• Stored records
────
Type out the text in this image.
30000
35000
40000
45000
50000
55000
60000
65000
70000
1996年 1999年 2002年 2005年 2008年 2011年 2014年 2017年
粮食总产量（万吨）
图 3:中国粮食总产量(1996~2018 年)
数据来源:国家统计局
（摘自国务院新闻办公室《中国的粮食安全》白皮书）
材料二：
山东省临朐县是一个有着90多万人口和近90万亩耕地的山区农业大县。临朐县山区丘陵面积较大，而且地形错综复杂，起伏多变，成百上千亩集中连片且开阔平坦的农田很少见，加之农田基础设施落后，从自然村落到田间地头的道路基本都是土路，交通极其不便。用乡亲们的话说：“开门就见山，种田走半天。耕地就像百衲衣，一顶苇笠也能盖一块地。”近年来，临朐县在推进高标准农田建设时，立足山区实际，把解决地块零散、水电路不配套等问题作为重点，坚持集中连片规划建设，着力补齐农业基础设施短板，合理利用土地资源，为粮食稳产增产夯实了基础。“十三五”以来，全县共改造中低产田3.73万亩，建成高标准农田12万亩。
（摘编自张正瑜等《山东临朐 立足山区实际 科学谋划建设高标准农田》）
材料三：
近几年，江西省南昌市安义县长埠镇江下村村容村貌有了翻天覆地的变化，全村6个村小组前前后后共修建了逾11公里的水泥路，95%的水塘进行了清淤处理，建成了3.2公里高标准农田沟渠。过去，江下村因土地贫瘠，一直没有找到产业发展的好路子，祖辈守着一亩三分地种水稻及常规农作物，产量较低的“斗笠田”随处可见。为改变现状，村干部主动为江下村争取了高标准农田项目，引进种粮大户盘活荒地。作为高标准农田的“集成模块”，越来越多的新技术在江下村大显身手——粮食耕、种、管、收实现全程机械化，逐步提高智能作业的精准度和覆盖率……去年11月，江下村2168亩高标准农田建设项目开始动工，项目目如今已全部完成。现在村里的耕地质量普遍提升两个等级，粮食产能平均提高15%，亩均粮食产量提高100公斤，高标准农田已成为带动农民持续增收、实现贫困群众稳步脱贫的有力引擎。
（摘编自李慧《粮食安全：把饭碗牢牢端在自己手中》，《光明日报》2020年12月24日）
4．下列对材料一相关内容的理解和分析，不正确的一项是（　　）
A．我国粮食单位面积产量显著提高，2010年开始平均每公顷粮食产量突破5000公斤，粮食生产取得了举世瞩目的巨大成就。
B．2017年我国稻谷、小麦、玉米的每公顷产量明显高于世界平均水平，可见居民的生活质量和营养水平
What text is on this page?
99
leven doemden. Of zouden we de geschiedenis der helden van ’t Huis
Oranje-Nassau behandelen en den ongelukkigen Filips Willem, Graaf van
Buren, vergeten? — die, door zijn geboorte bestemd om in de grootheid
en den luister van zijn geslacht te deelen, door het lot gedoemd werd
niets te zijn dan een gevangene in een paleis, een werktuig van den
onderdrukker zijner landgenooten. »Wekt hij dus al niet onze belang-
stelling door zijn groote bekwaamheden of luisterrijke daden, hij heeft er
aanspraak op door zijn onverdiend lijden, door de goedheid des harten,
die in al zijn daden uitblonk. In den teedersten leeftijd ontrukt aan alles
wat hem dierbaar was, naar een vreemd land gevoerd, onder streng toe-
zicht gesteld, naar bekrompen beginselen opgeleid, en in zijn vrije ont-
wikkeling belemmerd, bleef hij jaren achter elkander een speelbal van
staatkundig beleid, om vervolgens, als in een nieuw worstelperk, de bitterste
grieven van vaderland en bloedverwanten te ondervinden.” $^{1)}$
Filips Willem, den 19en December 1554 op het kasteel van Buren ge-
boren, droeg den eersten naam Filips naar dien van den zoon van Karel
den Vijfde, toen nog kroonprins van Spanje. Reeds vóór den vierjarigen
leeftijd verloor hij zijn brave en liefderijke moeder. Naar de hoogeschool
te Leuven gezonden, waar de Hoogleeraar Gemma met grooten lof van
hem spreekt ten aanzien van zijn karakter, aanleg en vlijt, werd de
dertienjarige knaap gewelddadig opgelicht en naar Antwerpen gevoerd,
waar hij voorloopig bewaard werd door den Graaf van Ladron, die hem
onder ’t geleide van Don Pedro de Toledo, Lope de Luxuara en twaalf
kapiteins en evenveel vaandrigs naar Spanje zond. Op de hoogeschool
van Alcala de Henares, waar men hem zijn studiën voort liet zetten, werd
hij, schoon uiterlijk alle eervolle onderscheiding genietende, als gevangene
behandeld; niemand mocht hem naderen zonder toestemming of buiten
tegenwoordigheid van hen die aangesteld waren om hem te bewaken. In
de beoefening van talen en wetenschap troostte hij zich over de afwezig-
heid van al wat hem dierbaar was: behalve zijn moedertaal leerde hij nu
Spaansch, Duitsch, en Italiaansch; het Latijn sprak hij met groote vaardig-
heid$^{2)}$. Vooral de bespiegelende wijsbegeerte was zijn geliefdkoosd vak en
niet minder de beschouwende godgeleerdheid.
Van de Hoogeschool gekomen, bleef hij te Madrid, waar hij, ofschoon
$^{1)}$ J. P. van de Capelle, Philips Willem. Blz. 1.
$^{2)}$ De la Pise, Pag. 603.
────
• WHAT THE EXERCISE ASKS
Reproduce the material above without altering a single character.

• SOLVED PROBLEM
Type out the text in this image.
30000
35000
40000
45000
50000
55000
60000
65000
70000
1996年 1999年 2002年 2005年 2008年 2011年 2014年 2017年
粮食总产量（万吨）
图 3:中国粮食总产量(1996~2018 年)
数据来源:国家统计局
（摘自国务院新闻办公室《中国的粮食安全》白皮书）
材料二：
山东省临朐县是一个有着90多万人口和近90万亩耕地的山区农业大县。临朐县山区丘陵面积较大，而且地形错综复杂，起伏多变，成百上千亩集中连片且开阔平坦的农田很少见，加之农田基础设施落后，从自然村落到田间地头的道路基本都是土路，交通极其不便。用乡亲们的话说：“开门就见山，种田走半天。耕地就像百衲衣，一顶苇笠也能盖一块地。”近年来，临朐县在推进高标准农田建设时，立足山区实际，把解决地块零散、水电路不配套等问题作为重点，坚持集中连片规划建设，着力补齐农业基础设施短板，合理利用土地资源，为粮食稳产增产夯实了基础。“十三五”以来，全县共改造中低产田3.73万亩，建成高标准农田12万亩。
（摘编自张正瑜等《山东临朐 立足山区实际 科学谋划建设高标准农田》）
材料三：
近几年，江西省南昌市安义县长埠镇江下村村容村貌有了翻天覆地的变化，全村6个村小组前前后后共修建了逾11公里的水泥路，95%的水塘进行了清淤处理，建成了3.2公里高标准农田沟渠。过去，江下村因土地贫瘠，一直没有找到产业发展的好路子，祖辈守着一亩三分地种水稻及常规农作物，产量较低的“斗笠田”随处可见。为改变现状，村干部主动为江下村争取了高标准农田项目，引进种粮大户盘活荒地。作为高标准农田的“集成模块”，越来越多的新技术在江下村大显身手——粮食耕、种、管、收实现全程机械化，逐步提高智能作业的精准度和覆盖率……去年11月，江下村2168亩高标准农田建设项目开始动工，项目目如今已全部完成。现在村里的耕地质量普遍提升两个等级，粮食产能平均提高15%，亩均粮食产量提高100公斤，高标准农田已成为带动农民持续增收、实现贫困群众稳步脱贫的有力引擎。
（摘编自李慧《粮食安全：把饭碗牢牢端在自己手中》，《光明日报》2020年12月24日）
4．下列对材料一相关内容的理解和分析，不正确的一项是（　　）
A．我国粮食单位面积产量显著提高，2010年开始平均每公顷粮食产量突破5000公斤，粮食生产取得了举世瞩目的巨大成就。
B．2017年我国稻谷、小麦、玉米的每公顷产量明显高于世界平均水平，可见居民的生活质量和营养水平
What text is on this page?
99
leven doemden. Of zouden we de geschiedenis der helden van ’t Huis
Oranje-Nassau behandelen en den ongelukkigen Filips Willem, Graaf van
Buren, vergeten? — die, door zijn geboorte bestemd om in de grootheid
en den luister van zijn geslacht te deelen, door het lot gedoemd werd
niets te zijn dan een gevangene in een paleis, een werktuig van den
onderdrukker zijner landgenooten. »Wekt hij dus al niet onze belang-
stelling door zijn groote bekwaamheden of luisterrijke daden, hij heeft er
aanspraak op door zijn onverdiend lijden, door de goedheid des harten,
die in al zijn daden uitblonk. In den teedersten leeftijd ontrukt aan alles
wat hem dierbaar was, naar een vreemd land gevoerd, onder streng toe-
zicht gesteld, naar bekrompen beginselen opgeleid, en in zijn vrije ont-
wikkeling belemmerd, bleef hij jaren achter elkander een speelbal van
staatkundig beleid, om vervolgens, als in een nieuw worstelperk, de bitterste
grieven van vaderland en bloedverwanten te ondervinden.” $^{1)}$
Filips Willem, den 19en December 1554 op het kasteel van Buren ge-
boren, droeg den eersten naam Filips naar dien van den zoon van Karel
den Vijfde, toen nog kroonprins van Spanje. Reeds vóór den vierjarigen
leeftijd verloor hij zijn brave en liefderijke moeder. Naar de hoogeschool
te Leuven gezonden, waar de Hoogleeraar Gemma met grooten lof van
hem spreekt ten aanzien van zijn karakter, aanleg en vlijt, werd de
dertienjarige knaap gewelddadig opgelicht en naar Antwerpen gevoerd,
waar hij voorloopig bewaard werd door den Graaf van Ladron, die hem
onder ’t geleide van Don Pedro de Toledo, Lope de Luxuara en twaalf
kapiteins en evenveel vaandrigs naar Spanje zond. Op de hoogeschool
van Alcala de Henares, waar men hem zijn studiën voort liet zetten, werd
hij, schoon uiterlijk alle eervolle onderscheiding genietende, als gevangene
behandeld; niemand mocht hem naderen zonder toestemming of buiten
tegenwoordigheid van hen die aangesteld waren om hem te bewaken. In
de beoefening van talen en wetenschap troostte hij zich over de afwezig-
heid van al wat hem dierbaar was: behalve zijn moedertaal leerde hij nu
Spaansch, Duitsch, en Italiaansch; het Latijn sprak hij met groote vaardig-
heid$^{2)}$. Vooral de bespiegelende wijsbegeerte was zijn geliefdkoosd vak en
niet minder de beschouwende godgeleerdheid.
Van de Hoogeschool gekomen, bleef hij te Madrid, waar hij, ofschoon
$^{1)}$ J. P. van de Capelle, Philips Willem. Blz. 1.
$^{2)}$ De la Pise, Pag. 603.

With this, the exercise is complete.